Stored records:
* * *

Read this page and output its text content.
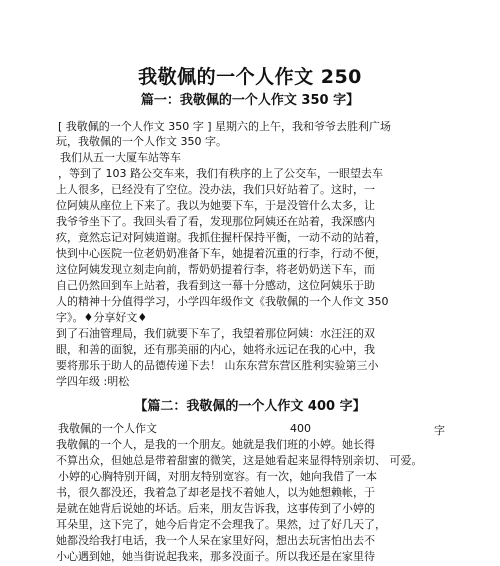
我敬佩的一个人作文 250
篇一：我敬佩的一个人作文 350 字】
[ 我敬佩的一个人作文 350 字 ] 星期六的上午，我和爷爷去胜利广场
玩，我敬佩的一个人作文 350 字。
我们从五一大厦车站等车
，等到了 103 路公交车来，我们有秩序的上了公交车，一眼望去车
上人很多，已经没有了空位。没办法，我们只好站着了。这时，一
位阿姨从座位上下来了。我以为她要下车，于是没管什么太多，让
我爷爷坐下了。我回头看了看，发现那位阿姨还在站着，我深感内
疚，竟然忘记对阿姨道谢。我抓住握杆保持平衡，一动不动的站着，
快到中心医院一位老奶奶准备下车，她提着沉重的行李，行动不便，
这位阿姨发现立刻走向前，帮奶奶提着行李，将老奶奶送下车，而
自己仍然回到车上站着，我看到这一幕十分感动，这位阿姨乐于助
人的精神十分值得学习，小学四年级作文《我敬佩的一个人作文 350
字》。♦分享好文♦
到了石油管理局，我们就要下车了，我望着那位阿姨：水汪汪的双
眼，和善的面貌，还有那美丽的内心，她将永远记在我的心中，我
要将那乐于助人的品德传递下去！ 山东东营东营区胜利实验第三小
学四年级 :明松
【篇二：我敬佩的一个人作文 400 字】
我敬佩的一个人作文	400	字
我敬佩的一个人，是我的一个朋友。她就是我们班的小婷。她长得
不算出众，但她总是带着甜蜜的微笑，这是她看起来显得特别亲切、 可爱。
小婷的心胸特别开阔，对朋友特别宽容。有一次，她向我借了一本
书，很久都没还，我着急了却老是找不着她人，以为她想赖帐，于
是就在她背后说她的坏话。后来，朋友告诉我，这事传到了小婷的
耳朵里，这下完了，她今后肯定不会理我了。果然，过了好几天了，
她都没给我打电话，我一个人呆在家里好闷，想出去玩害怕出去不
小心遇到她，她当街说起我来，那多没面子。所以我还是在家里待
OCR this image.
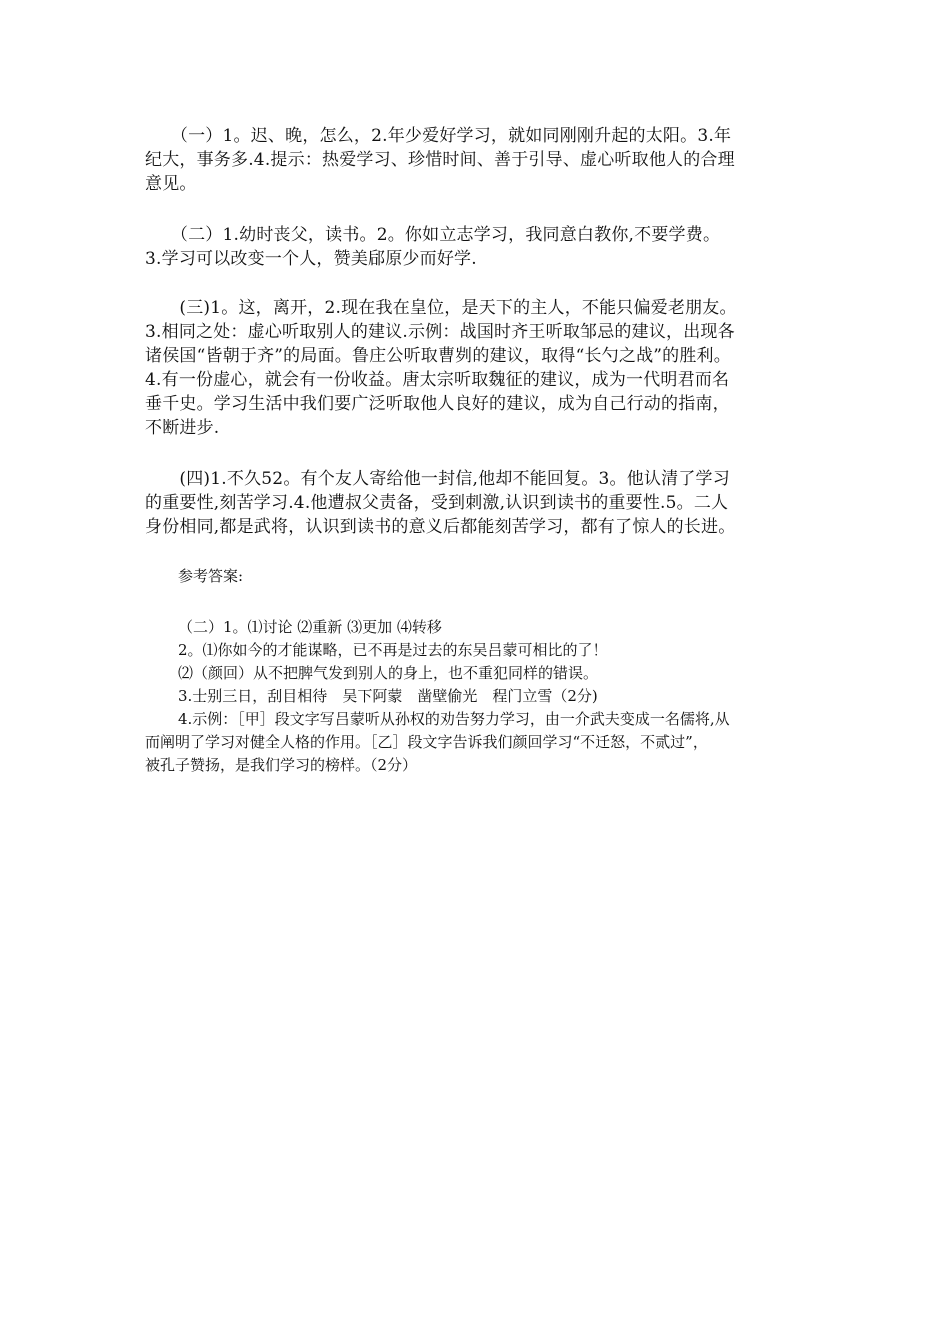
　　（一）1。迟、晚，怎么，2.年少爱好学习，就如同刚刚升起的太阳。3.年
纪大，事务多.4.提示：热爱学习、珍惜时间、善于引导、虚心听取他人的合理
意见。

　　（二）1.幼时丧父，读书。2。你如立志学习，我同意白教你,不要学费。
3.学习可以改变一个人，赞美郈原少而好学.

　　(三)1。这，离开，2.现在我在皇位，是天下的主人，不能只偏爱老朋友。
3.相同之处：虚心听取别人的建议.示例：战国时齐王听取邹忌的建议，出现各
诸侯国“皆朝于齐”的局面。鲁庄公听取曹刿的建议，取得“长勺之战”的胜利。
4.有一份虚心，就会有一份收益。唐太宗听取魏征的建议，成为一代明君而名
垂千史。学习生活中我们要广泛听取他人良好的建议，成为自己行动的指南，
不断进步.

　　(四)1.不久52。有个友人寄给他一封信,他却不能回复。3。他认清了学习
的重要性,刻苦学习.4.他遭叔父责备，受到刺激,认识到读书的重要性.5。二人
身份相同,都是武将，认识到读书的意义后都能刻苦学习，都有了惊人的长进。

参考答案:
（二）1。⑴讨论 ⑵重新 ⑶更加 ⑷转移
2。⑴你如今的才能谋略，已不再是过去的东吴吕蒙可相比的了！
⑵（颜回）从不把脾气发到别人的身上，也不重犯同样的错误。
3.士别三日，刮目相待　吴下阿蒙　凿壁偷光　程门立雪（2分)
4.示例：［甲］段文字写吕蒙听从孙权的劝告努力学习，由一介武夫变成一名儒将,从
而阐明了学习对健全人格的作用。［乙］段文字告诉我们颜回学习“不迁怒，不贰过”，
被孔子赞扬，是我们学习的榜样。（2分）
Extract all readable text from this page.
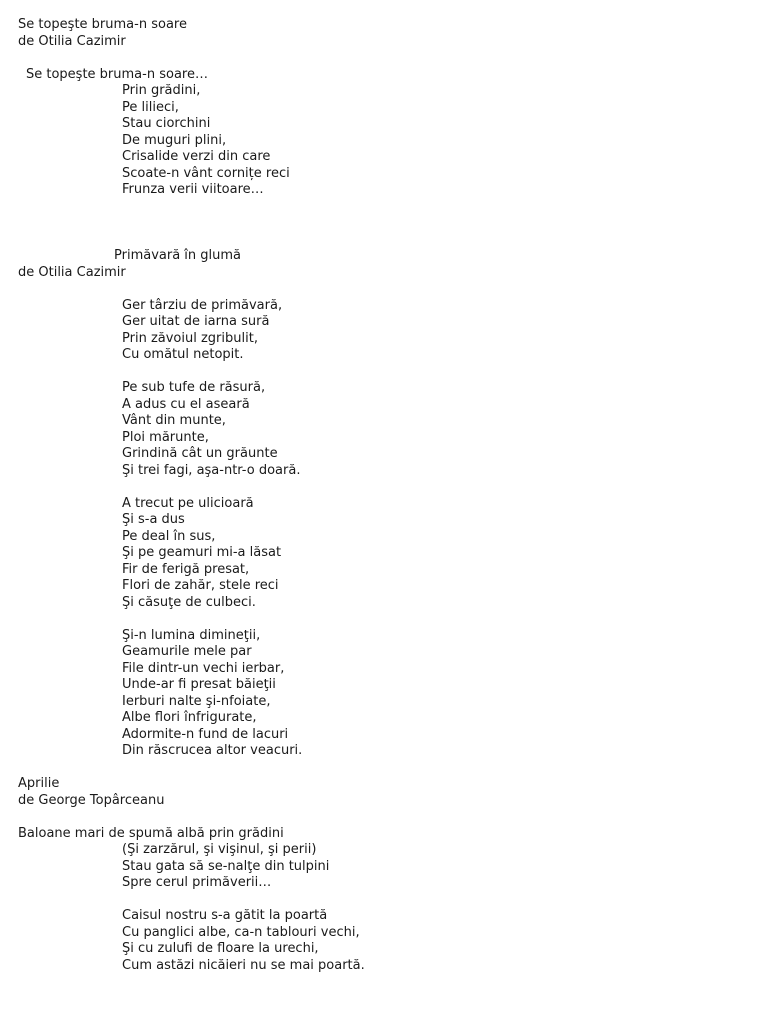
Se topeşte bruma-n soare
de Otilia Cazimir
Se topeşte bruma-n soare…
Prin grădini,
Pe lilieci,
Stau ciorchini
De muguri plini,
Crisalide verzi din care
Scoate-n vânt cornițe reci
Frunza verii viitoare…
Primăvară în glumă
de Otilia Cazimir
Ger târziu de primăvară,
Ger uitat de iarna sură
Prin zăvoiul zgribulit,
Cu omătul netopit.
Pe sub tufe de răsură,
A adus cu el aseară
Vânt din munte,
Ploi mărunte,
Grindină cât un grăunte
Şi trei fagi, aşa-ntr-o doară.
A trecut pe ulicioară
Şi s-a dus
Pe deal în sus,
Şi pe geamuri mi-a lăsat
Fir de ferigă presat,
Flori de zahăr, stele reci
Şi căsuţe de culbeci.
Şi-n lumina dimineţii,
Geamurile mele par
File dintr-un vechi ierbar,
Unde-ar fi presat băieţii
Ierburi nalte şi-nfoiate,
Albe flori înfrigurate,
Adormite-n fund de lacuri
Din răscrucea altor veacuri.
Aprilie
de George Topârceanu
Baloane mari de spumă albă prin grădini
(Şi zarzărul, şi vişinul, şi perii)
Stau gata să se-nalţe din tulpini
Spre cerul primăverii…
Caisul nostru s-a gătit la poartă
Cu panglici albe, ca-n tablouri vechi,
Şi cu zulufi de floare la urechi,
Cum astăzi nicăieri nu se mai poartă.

* * *

■ Problem to solve:
Search the records for the word "我敬佩的一个人作文", then list every line that has it.

■ Task response:
我敬佩的一个人作文 250
篇一：我敬佩的一个人作文 350 字】
[ 我敬佩的一个人作文 350 字 ] 星期六的上午，我和爷爷去胜利广场
玩，我敬佩的一个人作文 350 字。
人的精神十分值得学习，小学四年级作文《我敬佩的一个人作文 350
【篇二：我敬佩的一个人作文 400 字】
我敬佩的一个人作文	400	字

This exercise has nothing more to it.